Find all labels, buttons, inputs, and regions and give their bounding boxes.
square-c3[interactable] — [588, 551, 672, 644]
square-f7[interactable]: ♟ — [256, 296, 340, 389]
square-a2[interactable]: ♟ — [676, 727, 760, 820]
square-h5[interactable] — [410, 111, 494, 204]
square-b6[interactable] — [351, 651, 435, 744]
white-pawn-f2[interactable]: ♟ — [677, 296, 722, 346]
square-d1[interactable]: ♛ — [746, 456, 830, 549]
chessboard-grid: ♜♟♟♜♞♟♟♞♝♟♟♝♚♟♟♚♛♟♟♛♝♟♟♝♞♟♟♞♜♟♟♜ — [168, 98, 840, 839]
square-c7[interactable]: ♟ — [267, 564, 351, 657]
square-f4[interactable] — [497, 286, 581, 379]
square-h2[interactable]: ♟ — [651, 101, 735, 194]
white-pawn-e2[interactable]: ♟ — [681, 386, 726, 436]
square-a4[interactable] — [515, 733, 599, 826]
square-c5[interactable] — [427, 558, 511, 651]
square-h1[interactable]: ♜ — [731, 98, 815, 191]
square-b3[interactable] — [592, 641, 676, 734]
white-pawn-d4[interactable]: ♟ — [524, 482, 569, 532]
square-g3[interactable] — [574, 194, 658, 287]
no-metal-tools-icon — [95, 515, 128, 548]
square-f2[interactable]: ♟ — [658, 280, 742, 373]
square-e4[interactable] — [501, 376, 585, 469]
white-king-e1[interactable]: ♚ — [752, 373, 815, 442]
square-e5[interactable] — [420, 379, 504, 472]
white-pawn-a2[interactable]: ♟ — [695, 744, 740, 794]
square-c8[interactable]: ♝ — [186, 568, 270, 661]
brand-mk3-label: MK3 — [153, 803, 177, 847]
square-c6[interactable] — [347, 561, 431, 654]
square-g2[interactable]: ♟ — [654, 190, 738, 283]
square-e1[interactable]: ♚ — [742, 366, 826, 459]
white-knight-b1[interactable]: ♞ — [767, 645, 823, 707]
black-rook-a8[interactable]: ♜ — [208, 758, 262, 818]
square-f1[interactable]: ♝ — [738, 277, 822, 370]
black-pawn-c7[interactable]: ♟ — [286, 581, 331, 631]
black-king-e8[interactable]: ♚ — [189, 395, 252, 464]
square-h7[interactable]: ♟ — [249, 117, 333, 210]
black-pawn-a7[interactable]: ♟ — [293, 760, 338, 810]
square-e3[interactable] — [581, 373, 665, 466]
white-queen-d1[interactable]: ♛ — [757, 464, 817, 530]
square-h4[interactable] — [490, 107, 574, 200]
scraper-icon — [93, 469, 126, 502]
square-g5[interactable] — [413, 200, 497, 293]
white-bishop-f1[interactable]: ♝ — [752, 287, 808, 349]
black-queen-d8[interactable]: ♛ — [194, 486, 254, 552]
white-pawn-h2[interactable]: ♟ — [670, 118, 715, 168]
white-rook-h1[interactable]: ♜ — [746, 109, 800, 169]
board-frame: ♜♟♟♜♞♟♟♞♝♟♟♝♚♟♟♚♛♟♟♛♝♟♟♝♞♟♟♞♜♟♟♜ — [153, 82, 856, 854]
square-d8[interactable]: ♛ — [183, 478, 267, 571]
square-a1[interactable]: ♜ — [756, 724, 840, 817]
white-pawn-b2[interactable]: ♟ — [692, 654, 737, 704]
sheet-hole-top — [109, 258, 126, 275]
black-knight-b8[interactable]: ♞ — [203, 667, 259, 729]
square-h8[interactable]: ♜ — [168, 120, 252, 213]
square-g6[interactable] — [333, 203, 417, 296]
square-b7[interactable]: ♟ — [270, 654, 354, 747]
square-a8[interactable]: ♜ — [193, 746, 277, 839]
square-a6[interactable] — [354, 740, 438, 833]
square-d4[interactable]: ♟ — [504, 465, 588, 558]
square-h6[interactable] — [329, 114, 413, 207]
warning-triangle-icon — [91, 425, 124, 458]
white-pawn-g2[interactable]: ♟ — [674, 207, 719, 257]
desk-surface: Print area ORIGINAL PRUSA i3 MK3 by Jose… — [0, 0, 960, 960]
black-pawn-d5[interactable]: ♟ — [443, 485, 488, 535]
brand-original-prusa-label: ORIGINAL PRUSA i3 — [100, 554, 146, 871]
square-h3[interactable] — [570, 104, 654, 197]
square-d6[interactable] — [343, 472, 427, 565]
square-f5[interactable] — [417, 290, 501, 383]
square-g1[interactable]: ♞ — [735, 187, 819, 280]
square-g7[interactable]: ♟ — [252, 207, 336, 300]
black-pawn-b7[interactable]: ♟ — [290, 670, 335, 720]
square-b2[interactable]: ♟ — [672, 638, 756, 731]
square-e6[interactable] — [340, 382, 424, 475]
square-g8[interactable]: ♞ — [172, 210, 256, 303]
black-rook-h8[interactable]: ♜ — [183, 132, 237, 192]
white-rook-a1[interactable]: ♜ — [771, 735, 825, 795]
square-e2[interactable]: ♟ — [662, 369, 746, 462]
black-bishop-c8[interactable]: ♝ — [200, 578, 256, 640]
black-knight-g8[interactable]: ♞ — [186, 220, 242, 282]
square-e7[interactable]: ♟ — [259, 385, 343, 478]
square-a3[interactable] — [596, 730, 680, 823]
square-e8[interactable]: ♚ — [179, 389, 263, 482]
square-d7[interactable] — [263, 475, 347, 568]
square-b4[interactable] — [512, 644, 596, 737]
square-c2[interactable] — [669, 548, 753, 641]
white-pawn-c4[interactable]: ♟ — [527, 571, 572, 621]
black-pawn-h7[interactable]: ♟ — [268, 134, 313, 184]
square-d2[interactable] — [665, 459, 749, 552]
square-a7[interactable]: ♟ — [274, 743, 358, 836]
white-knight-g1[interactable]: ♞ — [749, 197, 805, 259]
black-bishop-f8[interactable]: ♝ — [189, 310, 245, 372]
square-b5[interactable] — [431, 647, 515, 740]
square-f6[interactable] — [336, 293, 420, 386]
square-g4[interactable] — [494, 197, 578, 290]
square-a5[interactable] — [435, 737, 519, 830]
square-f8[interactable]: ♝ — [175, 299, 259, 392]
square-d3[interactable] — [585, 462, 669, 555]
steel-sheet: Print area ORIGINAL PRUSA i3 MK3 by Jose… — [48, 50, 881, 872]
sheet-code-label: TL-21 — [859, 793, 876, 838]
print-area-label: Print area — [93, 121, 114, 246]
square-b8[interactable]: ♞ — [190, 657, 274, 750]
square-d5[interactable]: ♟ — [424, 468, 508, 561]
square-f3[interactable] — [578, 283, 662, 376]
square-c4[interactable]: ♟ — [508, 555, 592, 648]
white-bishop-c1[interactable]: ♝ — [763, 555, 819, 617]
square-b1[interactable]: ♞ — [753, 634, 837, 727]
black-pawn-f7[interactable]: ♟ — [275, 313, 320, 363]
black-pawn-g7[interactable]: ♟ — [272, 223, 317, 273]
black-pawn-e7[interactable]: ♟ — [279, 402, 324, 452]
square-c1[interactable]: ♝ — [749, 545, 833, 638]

-- -- --

Work required: Copy out every one of the items above word for word.

Output:
Find all labels, buttons, inputs, and regions and give their bounding boxes.
square-c3[interactable] — [588, 551, 672, 644]
square-f7[interactable]: ♟ — [256, 296, 340, 389]
square-a2[interactable]: ♟ — [676, 727, 760, 820]
square-h5[interactable] — [410, 111, 494, 204]
square-b6[interactable] — [351, 651, 435, 744]
white-pawn-f2[interactable]: ♟ — [677, 296, 722, 346]
square-d1[interactable]: ♛ — [746, 456, 830, 549]
chessboard-grid: ♜♟♟♜♞♟♟♞♝♟♟♝♚♟♟♚♛♟♟♛♝♟♟♝♞♟♟♞♜♟♟♜ — [168, 98, 840, 839]
square-c7[interactable]: ♟ — [267, 564, 351, 657]
square-f4[interactable] — [497, 286, 581, 379]
square-h2[interactable]: ♟ — [651, 101, 735, 194]
white-pawn-e2[interactable]: ♟ — [681, 386, 726, 436]
square-a4[interactable] — [515, 733, 599, 826]
square-c5[interactable] — [427, 558, 511, 651]
square-h1[interactable]: ♜ — [731, 98, 815, 191]
square-b3[interactable] — [592, 641, 676, 734]
white-pawn-d4[interactable]: ♟ — [524, 482, 569, 532]
square-g3[interactable] — [574, 194, 658, 287]
no-metal-tools-icon — [95, 515, 128, 548]
square-f2[interactable]: ♟ — [658, 280, 742, 373]
square-e4[interactable] — [501, 376, 585, 469]
white-king-e1[interactable]: ♚ — [752, 373, 815, 442]
square-e5[interactable] — [420, 379, 504, 472]
white-pawn-a2[interactable]: ♟ — [695, 744, 740, 794]
square-c8[interactable]: ♝ — [186, 568, 270, 661]
brand-mk3-label: MK3 — [153, 803, 177, 847]
square-c6[interactable] — [347, 561, 431, 654]
square-g2[interactable]: ♟ — [654, 190, 738, 283]
square-e1[interactable]: ♚ — [742, 366, 826, 459]
white-knight-b1[interactable]: ♞ — [767, 645, 823, 707]
black-rook-a8[interactable]: ♜ — [208, 758, 262, 818]
square-f1[interactable]: ♝ — [738, 277, 822, 370]
black-pawn-c7[interactable]: ♟ — [286, 581, 331, 631]
black-king-e8[interactable]: ♚ — [189, 395, 252, 464]
square-h7[interactable]: ♟ — [249, 117, 333, 210]
black-pawn-a7[interactable]: ♟ — [293, 760, 338, 810]
square-e3[interactable] — [581, 373, 665, 466]
white-queen-d1[interactable]: ♛ — [757, 464, 817, 530]
square-h4[interactable] — [490, 107, 574, 200]
scraper-icon — [93, 469, 126, 502]
square-g5[interactable] — [413, 200, 497, 293]
white-bishop-f1[interactable]: ♝ — [752, 287, 808, 349]
black-queen-d8[interactable]: ♛ — [194, 486, 254, 552]
white-pawn-h2[interactable]: ♟ — [670, 118, 715, 168]
white-rook-h1[interactable]: ♜ — [746, 109, 800, 169]
board-frame: ♜♟♟♜♞♟♟♞♝♟♟♝♚♟♟♚♛♟♟♛♝♟♟♝♞♟♟♞♜♟♟♜ — [153, 82, 856, 854]
square-d8[interactable]: ♛ — [183, 478, 267, 571]
square-a1[interactable]: ♜ — [756, 724, 840, 817]
white-pawn-b2[interactable]: ♟ — [692, 654, 737, 704]
sheet-hole-top — [109, 258, 126, 275]
black-knight-b8[interactable]: ♞ — [203, 667, 259, 729]
square-h8[interactable]: ♜ — [168, 120, 252, 213]
square-g6[interactable] — [333, 203, 417, 296]
square-b7[interactable]: ♟ — [270, 654, 354, 747]
square-a8[interactable]: ♜ — [193, 746, 277, 839]
square-a6[interactable] — [354, 740, 438, 833]
square-d4[interactable]: ♟ — [504, 465, 588, 558]
square-h6[interactable] — [329, 114, 413, 207]
warning-triangle-icon — [91, 425, 124, 458]
white-pawn-g2[interactable]: ♟ — [674, 207, 719, 257]
desk-surface: Print area ORIGINAL PRUSA i3 MK3 by Jose… — [0, 0, 960, 960]
black-pawn-d5[interactable]: ♟ — [443, 485, 488, 535]
brand-original-prusa-label: ORIGINAL PRUSA i3 — [100, 554, 146, 871]
square-h3[interactable] — [570, 104, 654, 197]
square-d6[interactable] — [343, 472, 427, 565]
square-f5[interactable] — [417, 290, 501, 383]
square-g1[interactable]: ♞ — [735, 187, 819, 280]
square-g7[interactable]: ♟ — [252, 207, 336, 300]
black-pawn-b7[interactable]: ♟ — [290, 670, 335, 720]
square-b2[interactable]: ♟ — [672, 638, 756, 731]
square-e6[interactable] — [340, 382, 424, 475]
square-g8[interactable]: ♞ — [172, 210, 256, 303]
black-rook-h8[interactable]: ♜ — [183, 132, 237, 192]
white-rook-a1[interactable]: ♜ — [771, 735, 825, 795]
square-e2[interactable]: ♟ — [662, 369, 746, 462]
black-bishop-c8[interactable]: ♝ — [200, 578, 256, 640]
black-knight-g8[interactable]: ♞ — [186, 220, 242, 282]
square-e7[interactable]: ♟ — [259, 385, 343, 478]
square-a3[interactable] — [596, 730, 680, 823]
square-e8[interactable]: ♚ — [179, 389, 263, 482]
square-d7[interactable] — [263, 475, 347, 568]
square-b4[interactable] — [512, 644, 596, 737]
square-c2[interactable] — [669, 548, 753, 641]
white-pawn-c4[interactable]: ♟ — [527, 571, 572, 621]
black-pawn-h7[interactable]: ♟ — [268, 134, 313, 184]
square-d2[interactable] — [665, 459, 749, 552]
square-a7[interactable]: ♟ — [274, 743, 358, 836]
white-knight-g1[interactable]: ♞ — [749, 197, 805, 259]
black-bishop-f8[interactable]: ♝ — [189, 310, 245, 372]
square-b5[interactable] — [431, 647, 515, 740]
square-f6[interactable] — [336, 293, 420, 386]
square-g4[interactable] — [494, 197, 578, 290]
square-a5[interactable] — [435, 737, 519, 830]
square-f8[interactable]: ♝ — [175, 299, 259, 392]
square-d3[interactable] — [585, 462, 669, 555]
steel-sheet: Print area ORIGINAL PRUSA i3 MK3 by Jose… — [48, 50, 881, 872]
sheet-code-label: TL-21 — [859, 793, 876, 838]
print-area-label: Print area — [93, 121, 114, 246]
square-b8[interactable]: ♞ — [190, 657, 274, 750]
square-d5[interactable]: ♟ — [424, 468, 508, 561]
square-f3[interactable] — [578, 283, 662, 376]
square-c4[interactable]: ♟ — [508, 555, 592, 648]
white-bishop-c1[interactable]: ♝ — [763, 555, 819, 617]
square-b1[interactable]: ♞ — [753, 634, 837, 727]
black-pawn-f7[interactable]: ♟ — [275, 313, 320, 363]
black-pawn-g7[interactable]: ♟ — [272, 223, 317, 273]
black-pawn-e7[interactable]: ♟ — [279, 402, 324, 452]
square-c1[interactable]: ♝ — [749, 545, 833, 638]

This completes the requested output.